**DIRECTIONS FOR THIS TASK**
Copy each line in which the string "name" occurs.

-- START THE INPUT --

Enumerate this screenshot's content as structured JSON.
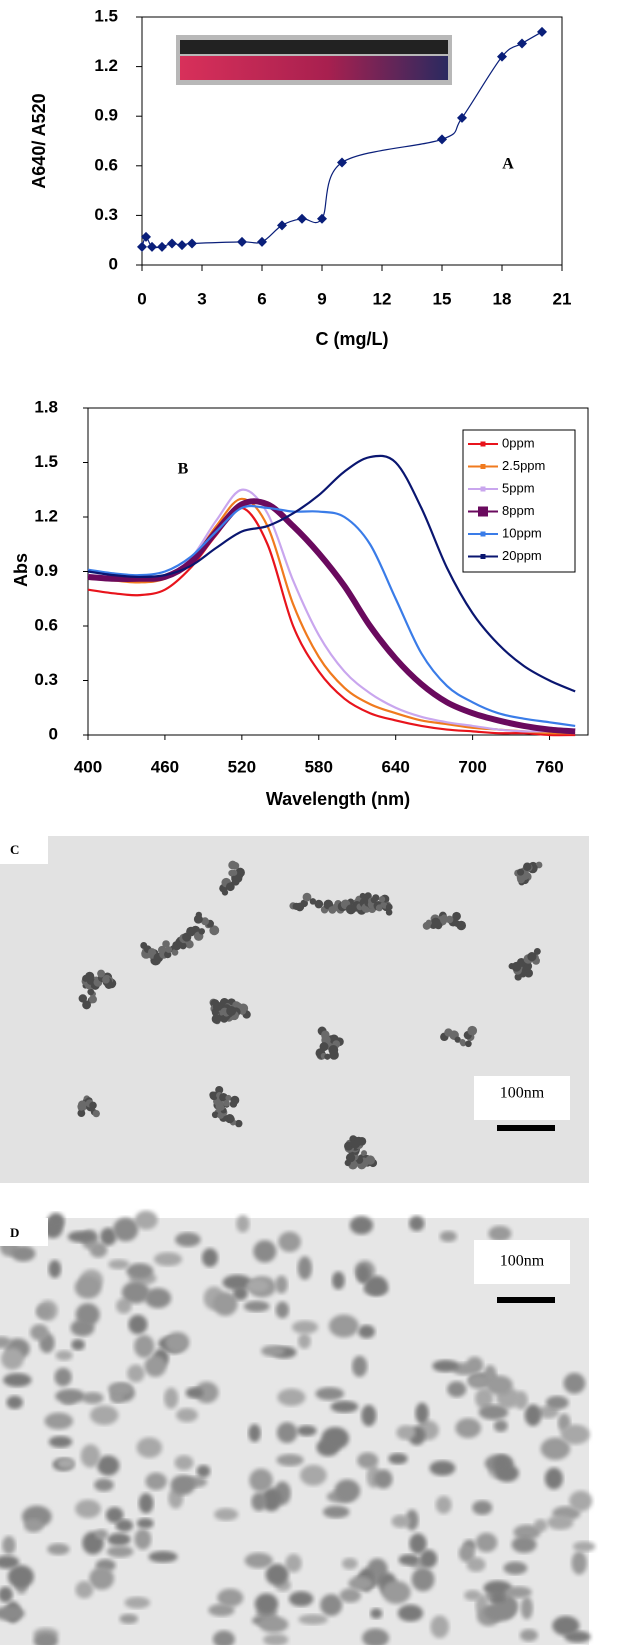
{
  "chart_data": [
    {
      "type": "line",
      "marker": "diamond",
      "color": "#0a1f7a",
      "x_label": "C (mg/L)",
      "y_label": "A640/ A520",
      "annotation": "A",
      "x": [
        0,
        0.2,
        0.5,
        1,
        1.5,
        2,
        2.5,
        5,
        6,
        7,
        8,
        9,
        10,
        15,
        16,
        18,
        19,
        20
      ],
      "values": [
        0.11,
        0.17,
        0.11,
        0.11,
        0.13,
        0.12,
        0.13,
        0.14,
        0.14,
        0.24,
        0.28,
        0.28,
        0.62,
        0.76,
        0.89,
        1.26,
        1.34,
        1.41
      ],
      "xlim": [
        0,
        21
      ],
      "xticks": [
        0,
        3,
        6,
        9,
        12,
        15,
        18,
        21
      ],
      "ylim": [
        0,
        1.5
      ],
      "yticks": [
        0,
        0.3,
        0.6,
        0.9,
        1.2,
        1.5
      ]
    },
    {
      "type": "line",
      "x_label": "Wavelength (nm)",
      "y_label": "Abs",
      "annotation": "B",
      "legend": "upper right",
      "x": [
        400,
        420,
        440,
        460,
        480,
        500,
        520,
        540,
        560,
        580,
        600,
        620,
        640,
        660,
        680,
        700,
        720,
        740,
        760,
        780
      ],
      "series": [
        {
          "name": "0ppm",
          "color": "#e8141c",
          "values": [
            0.8,
            0.78,
            0.77,
            0.8,
            0.92,
            1.1,
            1.25,
            1.05,
            0.6,
            0.35,
            0.2,
            0.12,
            0.08,
            0.05,
            0.03,
            0.02,
            0.01,
            0.01,
            0,
            0
          ]
        },
        {
          "name": "2.5ppm",
          "color": "#f07a1e",
          "values": [
            0.86,
            0.85,
            0.84,
            0.86,
            0.95,
            1.15,
            1.3,
            1.15,
            0.72,
            0.43,
            0.26,
            0.17,
            0.12,
            0.08,
            0.06,
            0.04,
            0.03,
            0.02,
            0.01,
            0.01
          ]
        },
        {
          "name": "5ppm",
          "color": "#c9a6ee",
          "values": [
            0.88,
            0.87,
            0.86,
            0.88,
            0.97,
            1.18,
            1.35,
            1.22,
            0.85,
            0.55,
            0.35,
            0.23,
            0.15,
            0.1,
            0.07,
            0.05,
            0.03,
            0.02,
            0.02,
            0.01
          ]
        },
        {
          "name": "8ppm",
          "color": "#6a0a5e",
          "values": [
            0.87,
            0.86,
            0.86,
            0.87,
            0.95,
            1.12,
            1.27,
            1.27,
            1.15,
            1.0,
            0.82,
            0.6,
            0.42,
            0.28,
            0.18,
            0.12,
            0.08,
            0.05,
            0.03,
            0.02
          ]
        },
        {
          "name": "10ppm",
          "color": "#3a7ce8",
          "values": [
            0.91,
            0.89,
            0.88,
            0.9,
            0.98,
            1.12,
            1.25,
            1.25,
            1.23,
            1.23,
            1.2,
            1.05,
            0.75,
            0.45,
            0.27,
            0.18,
            0.12,
            0.09,
            0.07,
            0.05
          ]
        },
        {
          "name": "20ppm",
          "color": "#0a1670",
          "values": [
            0.9,
            0.88,
            0.87,
            0.88,
            0.93,
            1.03,
            1.12,
            1.15,
            1.22,
            1.32,
            1.45,
            1.53,
            1.5,
            1.25,
            0.92,
            0.67,
            0.5,
            0.38,
            0.3,
            0.24
          ]
        }
      ],
      "xlim": [
        400,
        790
      ],
      "xticks": [
        400,
        460,
        520,
        580,
        640,
        700,
        760
      ],
      "ylim": [
        0,
        1.8
      ],
      "yticks": [
        0,
        0.3,
        0.6,
        0.9,
        1.2,
        1.5,
        1.8
      ]
    }
  ],
  "panels": [
    {
      "label": "C",
      "scale_bar": "100nm"
    },
    {
      "label": "D",
      "scale_bar": "100nm"
    }
  ]
}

-- END THE INPUT --

**FULL RESPONSE**
          "name": "0ppm",
          "name": "2.5ppm",
          "name": "5ppm",
          "name": "8ppm",
          "name": "10ppm",
          "name": "20ppm",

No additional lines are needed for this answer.